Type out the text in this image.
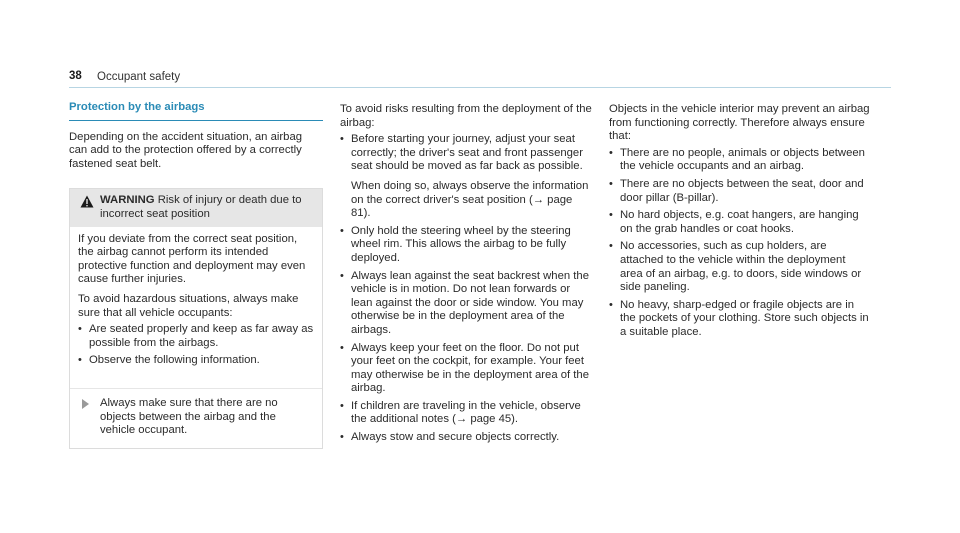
38 Occupant safety
Protection by the airbags

Depending on the accident situation, an airbag can add to the protection offered by a correctly fastened seat belt.

WARNING Risk of injury or death due to incorrect seat position

If you deviate from the correct seat position, the airbag cannot perform its intended protective function and deployment may even cause further injuries.

To avoid hazardous situations, always make sure that all vehicle occupants:

• Are seated properly and keep as far away as possible from the airbags.
• Observe the following information.

Always make sure that there are no objects between the airbag and the vehicle occupant.

To avoid risks resulting from the deployment of the airbag:

• Before starting your journey, adjust your seat correctly; the driver's seat and front passenger seat should be moved as far back as possible.

When doing so, always observe the information on the correct driver's seat position (→ page 81).

• Only hold the steering wheel by the steering wheel rim. This allows the airbag to be fully deployed.
• Always lean against the seat backrest when the vehicle is in motion. Do not lean forwards or lean against the door or side window. You may otherwise be in the deployment area of the airbags.
• Always keep your feet on the floor. Do not put your feet on the cockpit, for example. Your feet may otherwise be in the deployment area of the airbag.
• If children are traveling in the vehicle, observe the additional notes (→ page 45).
• Always stow and secure objects correctly.

Objects in the vehicle interior may prevent an airbag from functioning correctly. Therefore always ensure that:

• There are no people, animals or objects between the vehicle occupants and an airbag.
• There are no objects between the seat, door and door pillar (B-pillar).
• No hard objects, e.g. coat hangers, are hanging on the grab handles or coat hooks.
• No accessories, such as cup holders, are attached to the vehicle within the deployment area of an airbag, e.g. to doors, side windows or side paneling.
• No heavy, sharp-edged or fragile objects are in the pockets of your clothing. Store such objects in a suitable place.
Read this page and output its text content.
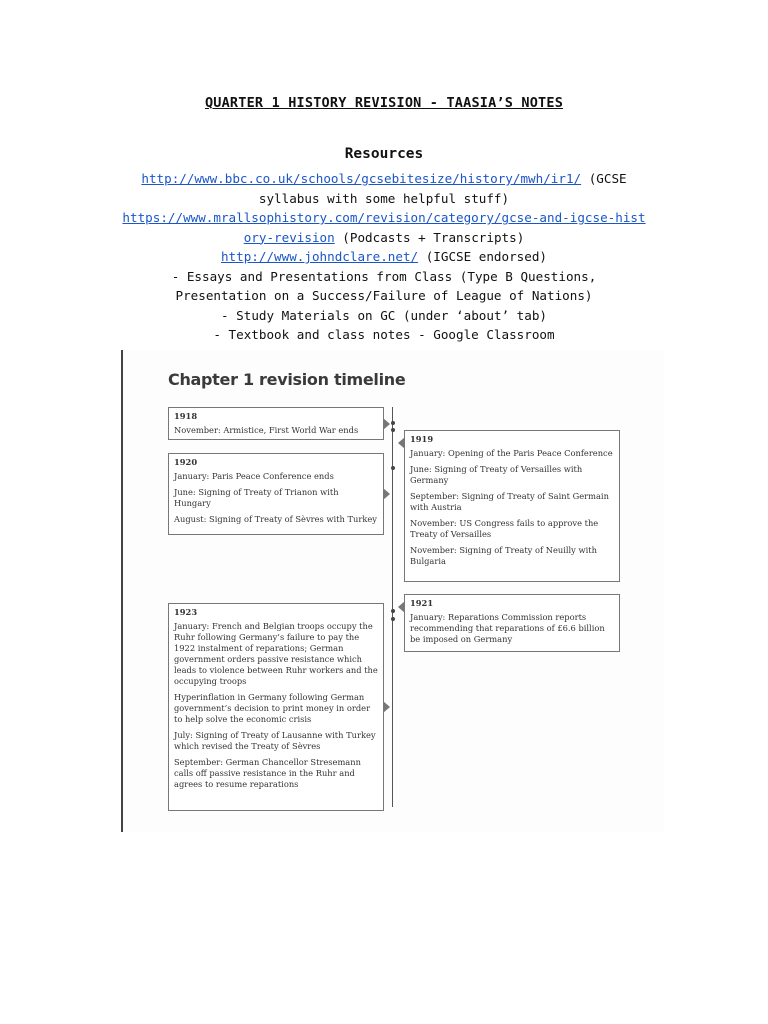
QUARTER 1 HISTORY REVISION - TAASIA’S NOTES
Resources
http://www.bbc.co.uk/schools/gcsebitesize/history/mwh/ir1/ (GCSE
syllabus with some helpful stuff)
https://www.mrallsophistory.com/revision/category/gcse-and-igcse-hist
ory-revision (Podcasts + Transcripts)
http://www.johndclare.net/ (IGCSE endorsed)
- Essays and Presentations from Class (Type B Questions,
Presentation on a Success/Failure of League of Nations)
- Study Materials on GC (under ‘about’ tab)
- Textbook and class notes - Google Classroom
Chapter 1 revision timeline
1918
November: Armistice, First World War ends
1920
January: Paris Peace Conference ends
June: Signing of Treaty of Trianon with Hungary
August: Signing of Treaty of Sèvres with Turkey
1919
January: Opening of the Paris Peace Conference
June: Signing of Treaty of Versailles with Germany
September: Signing of Treaty of Saint Germain with Austria
November: US Congress fails to approve the Treaty of Versailles
November: Signing of Treaty of Neuilly with Bulgaria
1921
January: Reparations Commission reports recommending that reparations of £6.6 billion be imposed on Germany
1923
January: French and Belgian troops occupy the Ruhr following Germany’s failure to pay the 1922 instalment of reparations; German government orders passive resistance which leads to violence between Ruhr workers and the occupying troops
Hyperinflation in Germany following German government’s decision to print money in order to help solve the economic crisis
July: Signing of Treaty of Lausanne with Turkey which revised the Treaty of Sèvres
September: German Chancellor Stresemann calls off passive resistance in the Ruhr and agrees to resume reparations
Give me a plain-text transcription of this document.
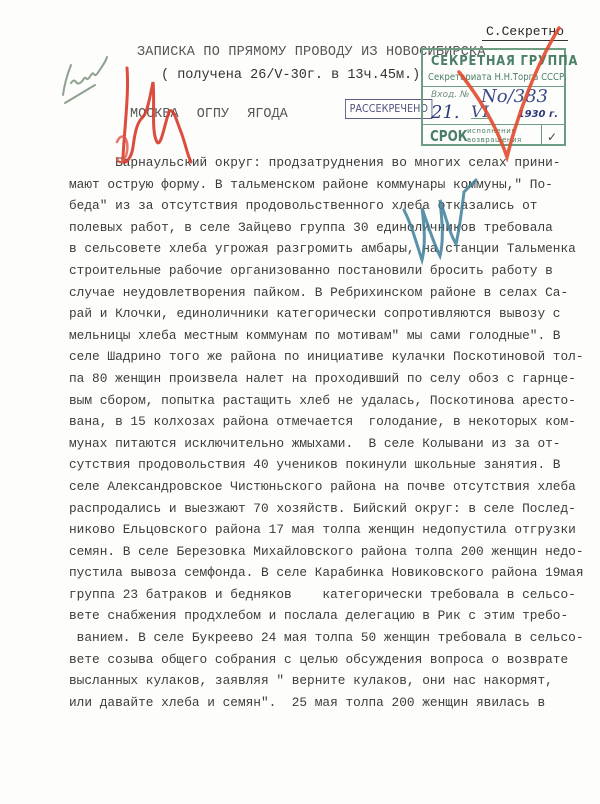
С.Секретно
ЗАПИСКА ПО ПРЯМОМУ ПРОВОДУ ИЗ НОВОСИБИРСКА
( получена 26/V-30г. в 13ч.45м.)
МОСКВА ОГПУ ЯГОДА	РАССЕКРЕЧЕНО
СЕКРЕТНАЯ ГРУППА
Секретариата Н.Н.Торга СССР.
Вход. № No/383
21. VI	1930 г.
СРОК исполнения
возвращения ✓
Барнаульский округ: продзатруднения во многих селах прини-
мают острую форму. В тальменском районе коммунары коммуны," По-
беда" из за отсутствия продовольственного хлеба отказались от
полевых работ, в селе Зайцево группа 30 единоличников требовала
в сельсовете хлеба угрожая разгромить амбары, на станции Тальменка
строительные рабочие организованно постановили бросить работу в
случае неудовлетворения пайком. В Ребрихинском районе в селах Са-
рай и Клочки, единоличники категорически сопротивляются вывозу с
мельницы хлеба местным коммунам по мотивам" мы сами голодные". В
селе Шадрино того же района по инициативе кулачки Поскотиновой тол-
па 80 женщин произвела налет на проходивший по селу обоз с гарнце-
вым сбором, попытка растащить хлеб не удалась, Поскотинова аресто-
вана, в 15 колхозах района отмечается  голодание, в некоторых ком-
мунах питаются исключительно жмыхами.  В селе Колывани из за от-
сутствия продовольствия 40 учеников покинули школьные занятия. В
селе Александровское Чистюньского района на почве отсутствия хлеба
распродались и выезжают 70 хозяйств. Бийский округ: в селе Послед-
никово Ельцовского района 17 мая толпа женщин недопустила отгрузки
семян. В селе Березовка Михайловского района толпа 200 женщин недо-
пустила вывоза семфонда. В селе Карабинка Новиковского района 19мая
группа 23 батраков и бедняков    категорически требовала в сельсо-
вете снабжения продхлебом и послала делегацию в Рик с этим требо-
ванием. В селе Букреево 24 мая толпа 50 женщин требовала в сельсо-
вете созыва общего собрания с целью обсуждения вопроса о возврате
высланных кулаков, заявляя " верните кулаков, они нас накормят,
или давайте хлеба и семян".  25 мая толпа 200 женщин явилась в
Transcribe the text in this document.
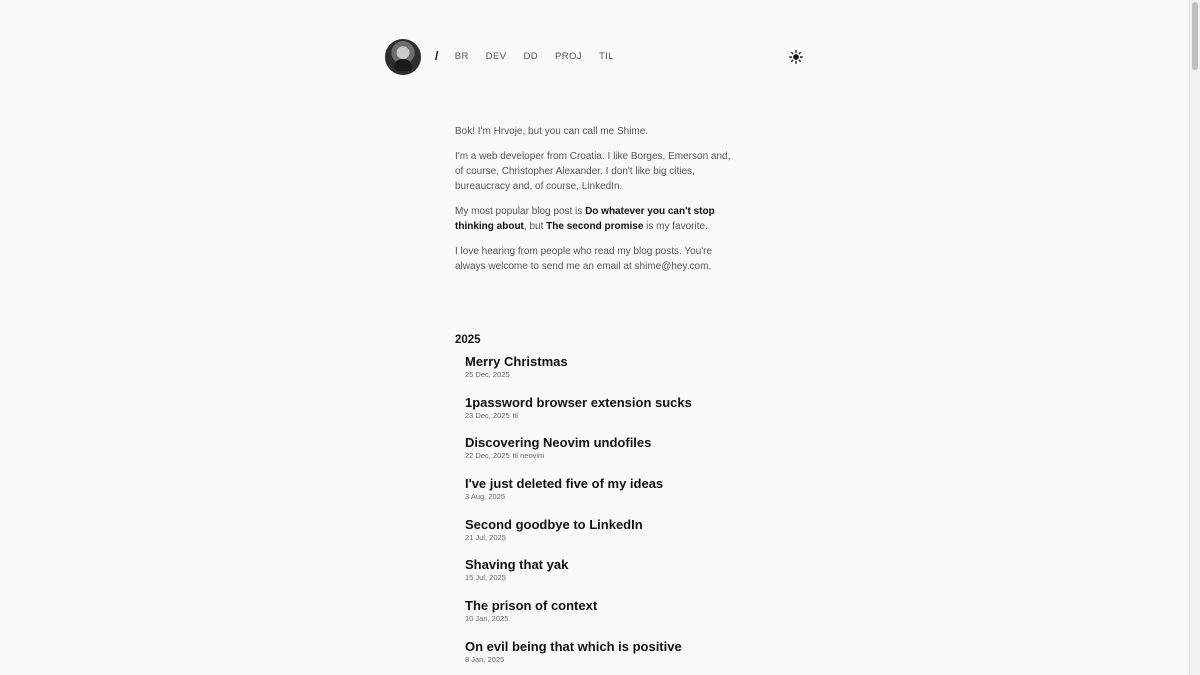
/ BR DEV DD PROJ TIL

Bok! I'm Hrvoje, but you can call me Shime.

I'm a web developer from Croatia. I like Borges, Emerson and, of course, Christopher Alexander. I don't like big cities, bureaucracy and, of course, LinkedIn.

My most popular blog post is Do whatever you can't stop thinking about, but The second promise is my favorite.

I love hearing from people who read my blog posts. You're always welcome to send me an email at shime@hey.com.

2025
Merry Christmas
25 Dec, 2025
1password browser extension sucks
23 Dec, 2025 til
Discovering Neovim undofiles
22 Dec, 2025 til neovim
I've just deleted five of my ideas
3 Aug, 2025
Second goodbye to LinkedIn
21 Jul, 2025
Shaving that yak
15 Jul, 2025
The prison of context
10 Jan, 2025
On evil being that which is positive
8 Jan, 2025
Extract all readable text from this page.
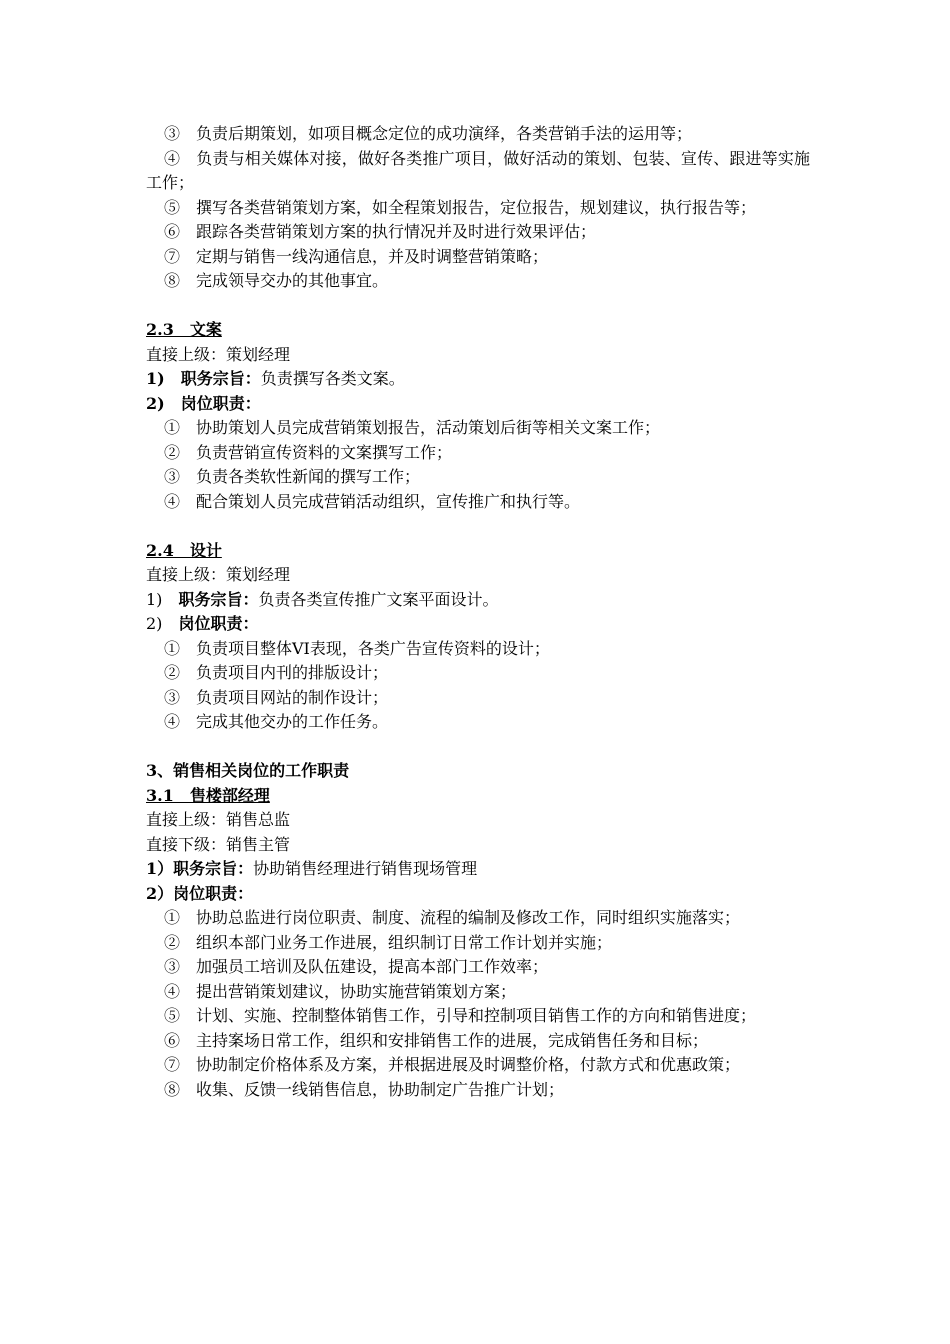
③　负责后期策划，如项目概念定位的成功演绎，各类营销手法的运用等；
④　负责与相关媒体对接，做好各类推广项目，做好活动的策划、包装、宣传、跟进等实施工作；
⑤　撰写各类营销策划方案，如全程策划报告，定位报告，规划建议，执行报告等；
⑥　跟踪各类营销策划方案的执行情况并及时进行效果评估；
⑦　定期与销售一线沟通信息，并及时调整营销策略；
⑧　完成领导交办的其他事宜。
2.3　文案
直接上级：策划经理
1)　职务宗旨：负责撰写各类文案。
2)　岗位职责：
①　协助策划人员完成营销策划报告，活动策划后街等相关文案工作；
②　负责营销宣传资料的文案撰写工作；
③　负责各类软性新闻的撰写工作；
④　配合策划人员完成营销活动组织，宣传推广和执行等。
2.4　设计
直接上级：策划经理
1)　职务宗旨：负责各类宣传推广文案平面设计。
2)　岗位职责：
①　负责项目整体VI表现，各类广告宣传资料的设计；
②　负责项目内刊的排版设计；
③　负责项目网站的制作设计；
④　完成其他交办的工作任务。
3、销售相关岗位的工作职责
3.1　售楼部经理
直接上级：销售总监
直接下级：销售主管
1）职务宗旨：协助销售经理进行销售现场管理
2）岗位职责：
①　协助总监进行岗位职责、制度、流程的编制及修改工作，同时组织实施落实；
②　组织本部门业务工作进展，组织制订日常工作计划并实施；
③　加强员工培训及队伍建设，提高本部门工作效率；
④　提出营销策划建议，协助实施营销策划方案；
⑤　计划、实施、控制整体销售工作，引导和控制项目销售工作的方向和销售进度；
⑥　主持案场日常工作，组织和安排销售工作的进展，完成销售任务和目标；
⑦　协助制定价格体系及方案，并根据进展及时调整价格，付款方式和优惠政策；
⑧　收集、反馈一线销售信息，协助制定广告推广计划；
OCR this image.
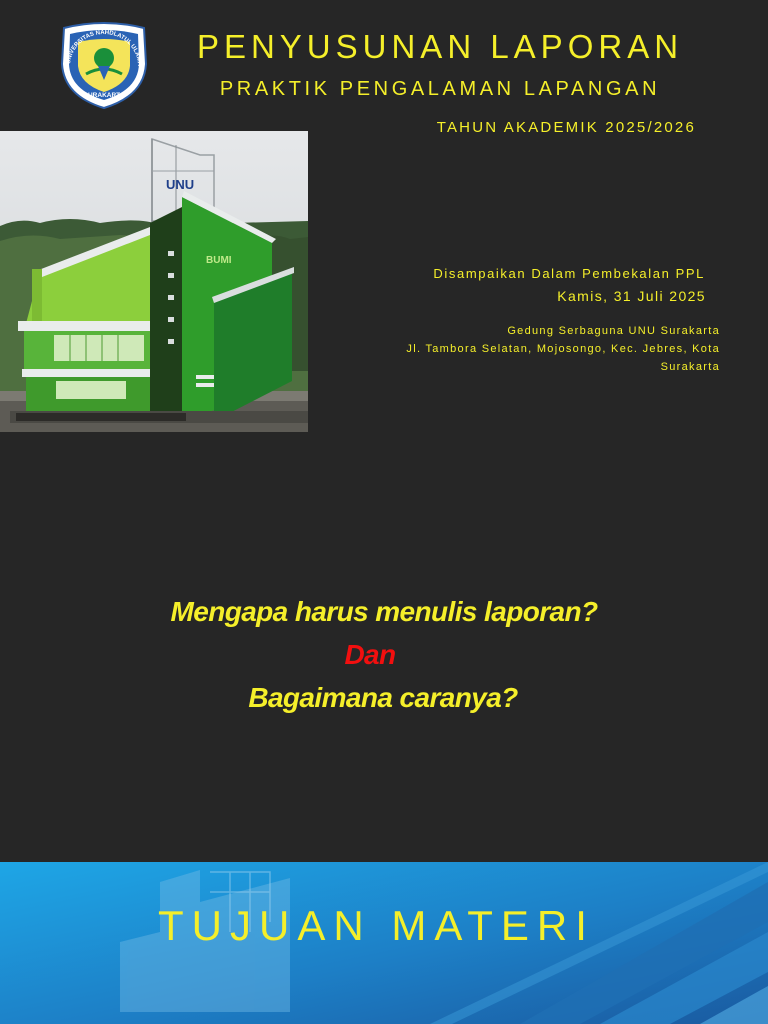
UNIVERSITAS NAHDLATUL ULAMA
SURAKARTA
PENYUSUNAN LAPORAN
PRAKTIK PENGALAMAN LAPANGAN
TAHUN AKADEMIK 2025/2026
UNU
BUMI
Disampaikan Dalam Pembekalan PPL
Kamis, 31 Juli 2025
Gedung Serbaguna UNU Surakarta
Jl. Tambora Selatan, Mojosongo, Kec. Jebres, Kota
Surakarta
Mengapa harus menulis laporan?
Dan
Bagaimana caranya?
TUJUAN MATERI
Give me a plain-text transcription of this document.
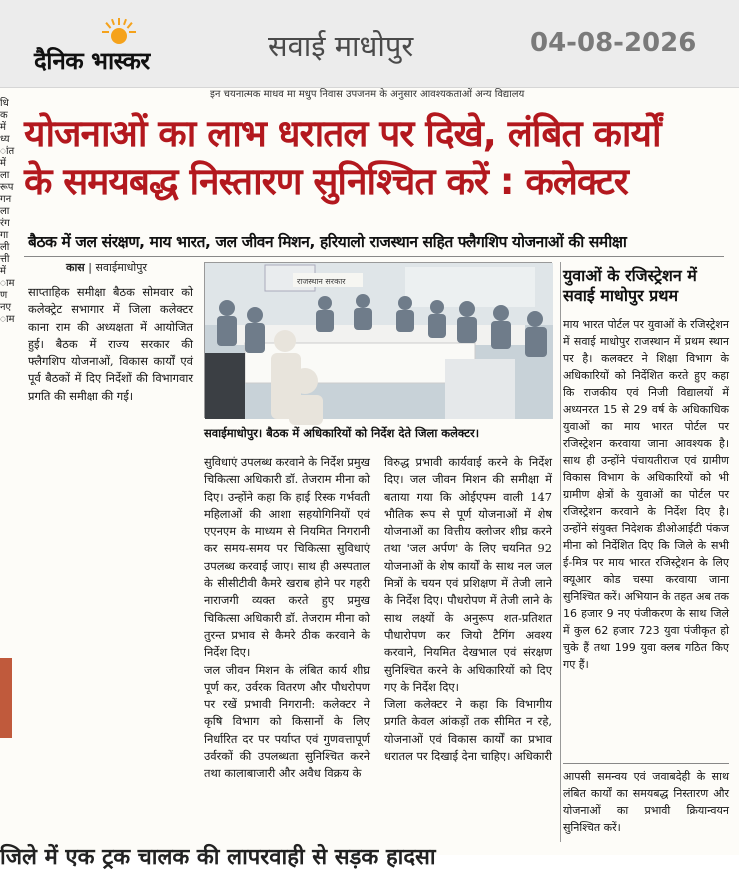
दैनिक भास्कर	सवाई माधोपुर	04-08-2026
इन चयनात्मक माधव मा मधुप निवास उपजनम के अनुसार आवश्यकताओं अन्य विद्यालय
धि
क
में
ध्य
ांत
में
ला
रूप
गन
ला
रंग
गा
ली
त्ती
में
ाम
ण
नए
ाम
योजनाओं का लाभ धरातल पर दिखे, लंबित कार्यों
के समयबद्ध निस्तारण सुनिश्चित करें : कलेक्टर
बैठक में जल संरक्षण, माय भारत, जल जीवन मिशन, हरियालो राजस्थान सहित फ्लैगशिप योजनाओं की समीक्षा
कास | सवाईमाधोपुर

साप्ताहिक समीक्षा बैठक सोमवार को कलेक्ट्रेट सभागार में जिला कलेक्टर काना राम की अध्यक्षता में आयोजित हुई। बैठक में राज्य सरकार की फ्लैगशिप योजनाओं, विकास कार्यों एवं पूर्व बैठकों में दिए निर्देशों की विभागवार प्रगति की समीक्षा की गई।

राजस्थान सरकार
सवाईमाधोपुर। बैठक में अधिकारियों को निर्देश देते जिला कलेक्टर।

सुविधाएं उपलब्ध करवाने के निर्देश प्रमुख चिकित्सा अधिकारी डॉ. तेजराम मीना को दिए। उन्होंने कहा कि हाई रिस्क गर्भवती महिलाओं की आशा सहयोगिनियों एवं एएनएम के माध्यम से नियमित निगरानी कर समय-समय पर चिकित्सा सुविधाएं उपलब्ध करवाई जाए। साथ ही अस्पताल के सीसीटीवी कैमरे खराब होने पर गहरी नाराजगी व्यक्त करते हुए प्रमुख चिकित्सा अधिकारी डॉ. तेजराम मीना को तुरन्त प्रभाव से कैमरे ठीक करवाने के निर्देश दिए।

जल जीवन मिशन के लंबित कार्य शीघ्र पूर्ण कर, उर्वरक वितरण और पौधरोपण पर रखें प्रभावी निगरानी: कलेक्टर ने कृषि विभाग को किसानों के लिए निर्धारित दर पर पर्याप्त एवं गुणवत्तापूर्ण उर्वरकों की उपलब्धता सुनिश्चित करने तथा कालाबाजारी और अवैध विक्रय के

विरुद्ध प्रभावी कार्यवाई करने के निर्देश दिए। जल जीवन मिशन की समीक्षा में बताया गया कि ओईएफ्म वाली 147 भौतिक रूप से पूर्ण योजनाओं में शेष योजनाओं का वित्तीय क्लोजर शीघ्र करने तथा 'जल अर्पण' के लिए चयनित 92 योजनाओं के शेष कार्यों के साथ नल जल मित्रों के चयन एवं प्रशिक्षण में तेजी लाने के निर्देश दिए। पौधरोपण में तेजी लाने के साथ लक्ष्यों के अनुरूप शत-प्रतिशत पौधारोपण कर जियो टैगिंग अवश्य करवाने, नियमित देखभाल एवं संरक्षण सुनिश्चित करने के अधिकारियों को दिए गए के निर्देश दिए।

जिला कलेक्टर ने कहा कि विभागीय प्रगति केवल आंकड़ों तक सीमित न रहे, योजनाओं एवं विकास कार्यों का प्रभाव धरातल पर दिखाई देना चाहिए। अधिकारी

युवाओं के रजिस्ट्रेशन में सवाई माधोपुर प्रथम

माय भारत पोर्टल पर युवाओं के रजिस्ट्रेशन में सवाई माधोपुर राजस्थान में प्रथम स्थान पर है। कलक्टर ने शिक्षा विभाग के अधिकारियों को निर्देशित करते हुए कहा कि राजकीय एवं निजी विद्यालयों में अध्यनरत 15 से 29 वर्ष के अधिकाधिक युवाओं का माय भारत पोर्टल पर रजिस्ट्रेशन करवाया जाना आवश्यक है। साथ ही उन्होंने पंचायतीराज एवं ग्रामीण विकास विभाग के अधिकारियों को भी ग्रामीण क्षेत्रों के युवाओं का पोर्टल पर रजिस्ट्रेशन करवाने के निर्देश दिए है। उन्होंने संयुक्त निदेशक डीओआईटी पंकज मीना को निर्देशित दिए कि जिले के सभी ई-मित्र पर माय भारत रजिस्ट्रेशन के लिए क्यूआर कोड चस्पा करवाया जाना सुनिश्चित करें। अभियान के तहत अब तक 16 हजार 9 नए पंजीकरण के साथ जिले में कुल 62 हजार 723 युवा पंजीकृत हो चुके हैं तथा 199 युवा क्लब गठित किए गए हैं।

आपसी समन्वय एवं जवाबदेही के साथ लंबित कार्यों का समयबद्ध निस्तारण और योजनाओं का प्रभावी क्रियान्वयन सुनिश्चित करें।

जिले में एक ट्रक चालक की लापरवाही से सड़क हादसा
========================
What is needed:
In the listing, how many lines hold "avoid"? Answer with a bare number.

Task output:
2